● What is being asked
Gather every line below where "JSON" appears.

※ ※ ※

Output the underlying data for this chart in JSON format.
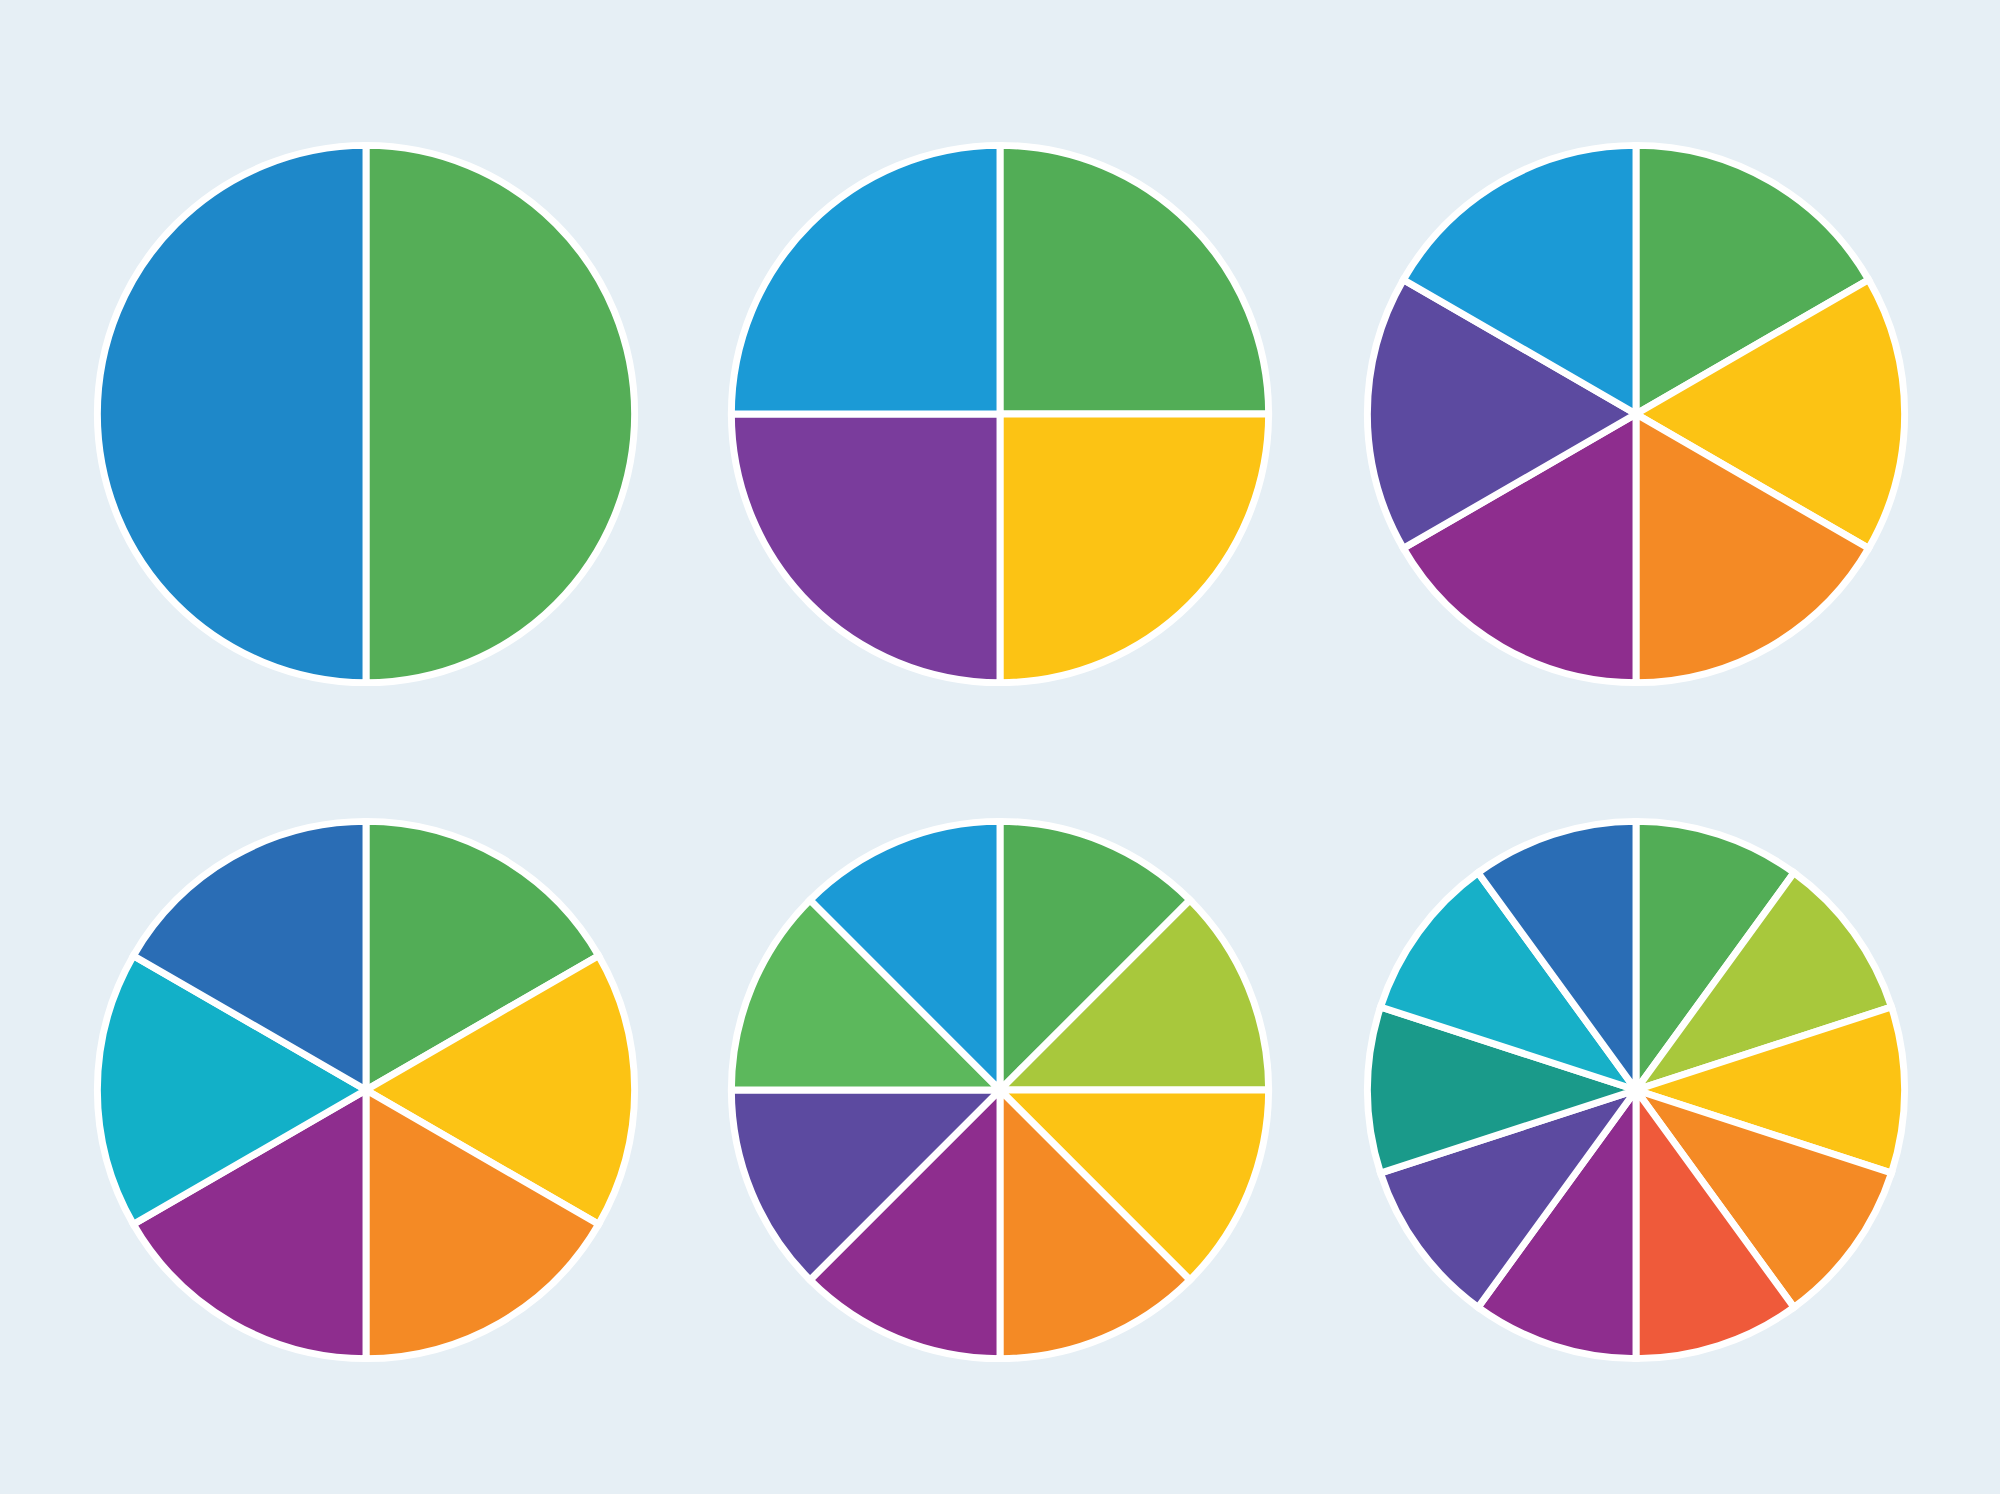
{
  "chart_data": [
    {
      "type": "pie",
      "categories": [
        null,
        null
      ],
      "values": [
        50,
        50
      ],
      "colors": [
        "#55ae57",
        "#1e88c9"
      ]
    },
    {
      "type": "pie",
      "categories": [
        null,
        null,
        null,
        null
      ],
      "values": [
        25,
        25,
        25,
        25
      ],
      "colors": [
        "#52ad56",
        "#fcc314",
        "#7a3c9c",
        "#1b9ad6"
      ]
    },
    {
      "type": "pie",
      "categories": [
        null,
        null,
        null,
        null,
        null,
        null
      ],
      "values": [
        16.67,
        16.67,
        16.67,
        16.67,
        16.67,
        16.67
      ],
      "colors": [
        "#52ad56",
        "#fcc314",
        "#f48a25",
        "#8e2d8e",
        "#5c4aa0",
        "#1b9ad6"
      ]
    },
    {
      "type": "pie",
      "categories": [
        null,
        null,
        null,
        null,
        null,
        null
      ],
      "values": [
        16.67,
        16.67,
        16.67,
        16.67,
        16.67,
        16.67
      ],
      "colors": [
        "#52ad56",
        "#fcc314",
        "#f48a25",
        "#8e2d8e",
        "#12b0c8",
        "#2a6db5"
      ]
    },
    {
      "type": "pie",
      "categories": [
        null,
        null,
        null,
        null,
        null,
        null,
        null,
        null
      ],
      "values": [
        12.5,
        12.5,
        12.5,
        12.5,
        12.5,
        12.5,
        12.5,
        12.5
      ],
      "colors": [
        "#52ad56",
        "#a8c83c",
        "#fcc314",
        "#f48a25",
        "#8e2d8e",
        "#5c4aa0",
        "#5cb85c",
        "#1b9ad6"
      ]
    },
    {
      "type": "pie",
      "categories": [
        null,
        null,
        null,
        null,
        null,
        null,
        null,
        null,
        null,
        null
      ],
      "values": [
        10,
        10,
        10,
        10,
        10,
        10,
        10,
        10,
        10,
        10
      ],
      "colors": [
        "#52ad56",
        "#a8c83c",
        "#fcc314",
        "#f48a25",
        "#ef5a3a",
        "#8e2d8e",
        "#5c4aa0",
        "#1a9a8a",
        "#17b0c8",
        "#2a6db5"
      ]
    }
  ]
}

※ ※ ※

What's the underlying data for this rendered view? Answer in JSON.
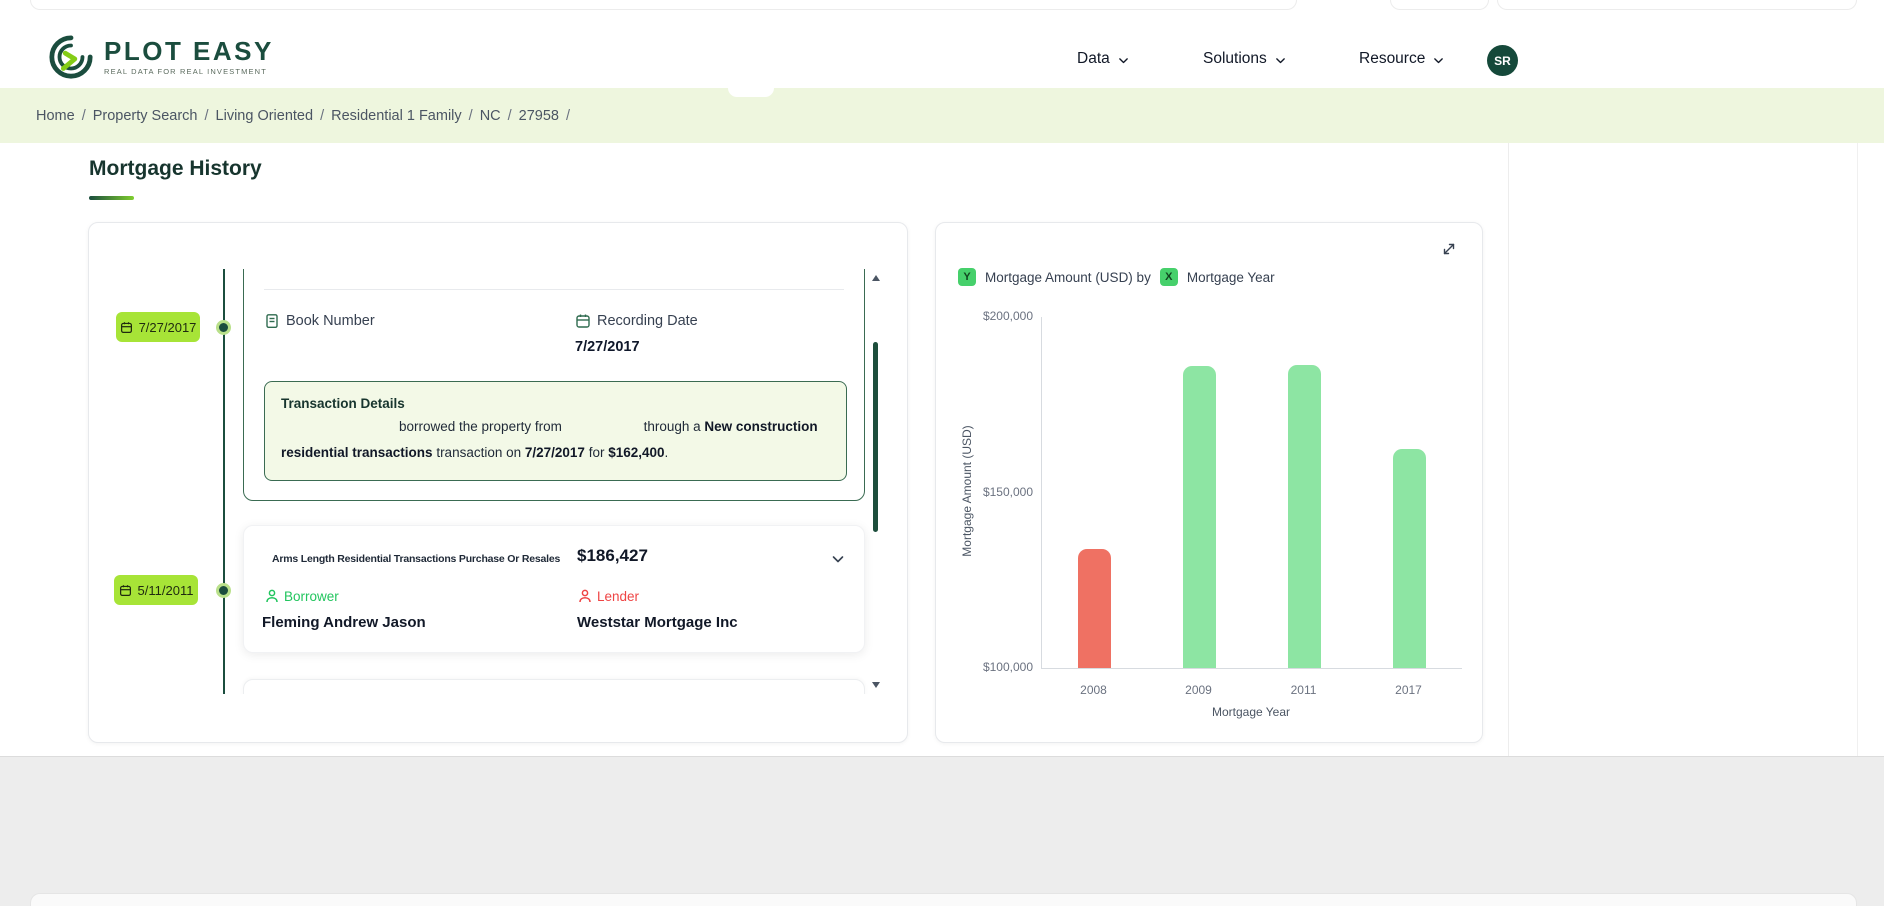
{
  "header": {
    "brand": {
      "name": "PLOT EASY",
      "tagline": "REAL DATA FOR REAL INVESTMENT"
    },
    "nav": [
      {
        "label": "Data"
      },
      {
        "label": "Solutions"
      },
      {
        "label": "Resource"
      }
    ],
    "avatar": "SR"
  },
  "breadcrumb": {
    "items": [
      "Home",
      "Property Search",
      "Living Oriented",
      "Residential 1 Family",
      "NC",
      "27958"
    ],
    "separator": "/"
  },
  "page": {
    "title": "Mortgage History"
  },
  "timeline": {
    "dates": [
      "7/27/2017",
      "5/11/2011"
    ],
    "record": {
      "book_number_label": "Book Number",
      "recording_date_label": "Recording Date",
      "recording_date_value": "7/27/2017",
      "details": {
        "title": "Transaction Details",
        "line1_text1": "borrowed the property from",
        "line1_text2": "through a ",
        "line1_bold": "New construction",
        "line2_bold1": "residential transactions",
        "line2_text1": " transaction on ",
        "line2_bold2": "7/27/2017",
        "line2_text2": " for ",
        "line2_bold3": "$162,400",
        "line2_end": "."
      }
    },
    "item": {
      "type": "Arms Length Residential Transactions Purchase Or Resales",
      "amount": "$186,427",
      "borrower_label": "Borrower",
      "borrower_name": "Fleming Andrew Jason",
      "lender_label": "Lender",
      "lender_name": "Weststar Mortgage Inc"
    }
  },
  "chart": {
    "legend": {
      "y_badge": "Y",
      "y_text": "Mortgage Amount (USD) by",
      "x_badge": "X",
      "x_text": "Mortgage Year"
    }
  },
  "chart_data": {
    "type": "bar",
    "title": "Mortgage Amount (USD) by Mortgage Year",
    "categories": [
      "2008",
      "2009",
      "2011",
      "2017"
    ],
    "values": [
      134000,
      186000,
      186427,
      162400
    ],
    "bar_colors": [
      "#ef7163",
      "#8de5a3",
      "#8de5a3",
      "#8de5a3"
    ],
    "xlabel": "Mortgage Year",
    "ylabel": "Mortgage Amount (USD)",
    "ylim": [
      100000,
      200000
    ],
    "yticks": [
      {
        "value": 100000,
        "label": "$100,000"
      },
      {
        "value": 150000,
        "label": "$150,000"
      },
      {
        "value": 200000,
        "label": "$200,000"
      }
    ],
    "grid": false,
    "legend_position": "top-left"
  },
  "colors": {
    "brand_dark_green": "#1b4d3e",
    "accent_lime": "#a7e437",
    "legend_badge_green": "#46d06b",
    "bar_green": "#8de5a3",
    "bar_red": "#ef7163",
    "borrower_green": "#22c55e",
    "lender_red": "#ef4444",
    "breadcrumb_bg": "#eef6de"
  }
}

※ ※ ※

● Response for this exercise
Output the underlying data for this chart in JSON format.
What's the underlying data for this rendered view? Answer in JSON.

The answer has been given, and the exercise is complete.